◆ What is being asked
Collect each line in the records below that contains the word "regions" and copy those lines unchanged.

Dataset rows:

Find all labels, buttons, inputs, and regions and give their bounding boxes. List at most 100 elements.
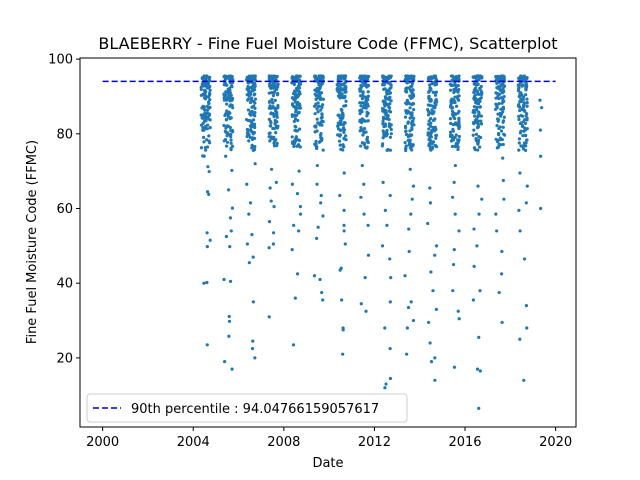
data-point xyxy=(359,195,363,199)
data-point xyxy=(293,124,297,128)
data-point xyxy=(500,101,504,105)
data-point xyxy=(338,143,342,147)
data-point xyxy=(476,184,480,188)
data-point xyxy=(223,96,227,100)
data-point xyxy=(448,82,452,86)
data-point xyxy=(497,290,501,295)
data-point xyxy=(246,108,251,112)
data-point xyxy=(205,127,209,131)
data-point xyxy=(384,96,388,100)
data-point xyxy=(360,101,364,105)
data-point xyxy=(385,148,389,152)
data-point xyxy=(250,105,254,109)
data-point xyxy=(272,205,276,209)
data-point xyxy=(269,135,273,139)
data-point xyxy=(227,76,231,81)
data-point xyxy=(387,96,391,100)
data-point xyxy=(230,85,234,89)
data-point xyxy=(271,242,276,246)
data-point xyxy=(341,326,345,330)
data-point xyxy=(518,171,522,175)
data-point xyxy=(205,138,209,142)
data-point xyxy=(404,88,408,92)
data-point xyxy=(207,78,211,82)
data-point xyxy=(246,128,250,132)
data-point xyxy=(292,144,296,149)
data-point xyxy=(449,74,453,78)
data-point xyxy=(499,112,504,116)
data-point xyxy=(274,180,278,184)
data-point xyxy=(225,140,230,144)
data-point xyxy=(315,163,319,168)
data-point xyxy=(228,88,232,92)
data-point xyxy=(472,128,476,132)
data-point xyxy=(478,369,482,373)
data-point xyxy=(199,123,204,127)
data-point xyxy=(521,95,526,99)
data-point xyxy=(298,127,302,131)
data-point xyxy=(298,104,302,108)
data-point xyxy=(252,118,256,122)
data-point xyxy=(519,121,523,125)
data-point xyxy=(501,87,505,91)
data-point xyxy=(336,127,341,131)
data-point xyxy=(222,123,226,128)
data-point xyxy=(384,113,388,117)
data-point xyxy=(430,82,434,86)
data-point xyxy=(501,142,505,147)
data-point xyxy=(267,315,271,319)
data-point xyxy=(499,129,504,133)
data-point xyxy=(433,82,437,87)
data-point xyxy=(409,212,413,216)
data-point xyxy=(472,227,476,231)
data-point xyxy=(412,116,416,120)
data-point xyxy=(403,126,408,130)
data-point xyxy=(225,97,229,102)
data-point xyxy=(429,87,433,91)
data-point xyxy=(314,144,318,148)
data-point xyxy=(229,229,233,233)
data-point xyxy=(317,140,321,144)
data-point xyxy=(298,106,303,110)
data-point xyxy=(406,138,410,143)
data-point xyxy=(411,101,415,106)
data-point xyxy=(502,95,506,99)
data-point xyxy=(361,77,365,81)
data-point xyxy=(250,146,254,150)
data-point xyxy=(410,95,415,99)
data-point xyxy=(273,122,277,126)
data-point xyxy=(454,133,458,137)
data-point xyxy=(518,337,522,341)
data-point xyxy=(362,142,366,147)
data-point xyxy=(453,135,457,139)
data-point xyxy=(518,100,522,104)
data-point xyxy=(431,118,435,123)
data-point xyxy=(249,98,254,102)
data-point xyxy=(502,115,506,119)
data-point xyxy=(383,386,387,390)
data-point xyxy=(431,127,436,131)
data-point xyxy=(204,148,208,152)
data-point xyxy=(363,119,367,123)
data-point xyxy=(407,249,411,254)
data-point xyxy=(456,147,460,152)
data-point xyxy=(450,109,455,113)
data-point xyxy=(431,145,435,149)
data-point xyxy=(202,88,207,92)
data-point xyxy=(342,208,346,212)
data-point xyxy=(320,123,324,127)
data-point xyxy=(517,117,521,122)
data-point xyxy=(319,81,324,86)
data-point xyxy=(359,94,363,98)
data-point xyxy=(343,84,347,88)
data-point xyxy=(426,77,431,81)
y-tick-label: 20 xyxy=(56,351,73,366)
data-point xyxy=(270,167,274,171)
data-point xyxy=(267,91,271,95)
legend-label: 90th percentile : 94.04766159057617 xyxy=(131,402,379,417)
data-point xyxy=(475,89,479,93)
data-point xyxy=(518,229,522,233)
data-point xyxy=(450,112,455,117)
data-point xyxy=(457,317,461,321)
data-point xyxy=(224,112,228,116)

◆ Response
Find all labels, buttons, inputs, and regions and give their bounding boxes. List at most 100 elements.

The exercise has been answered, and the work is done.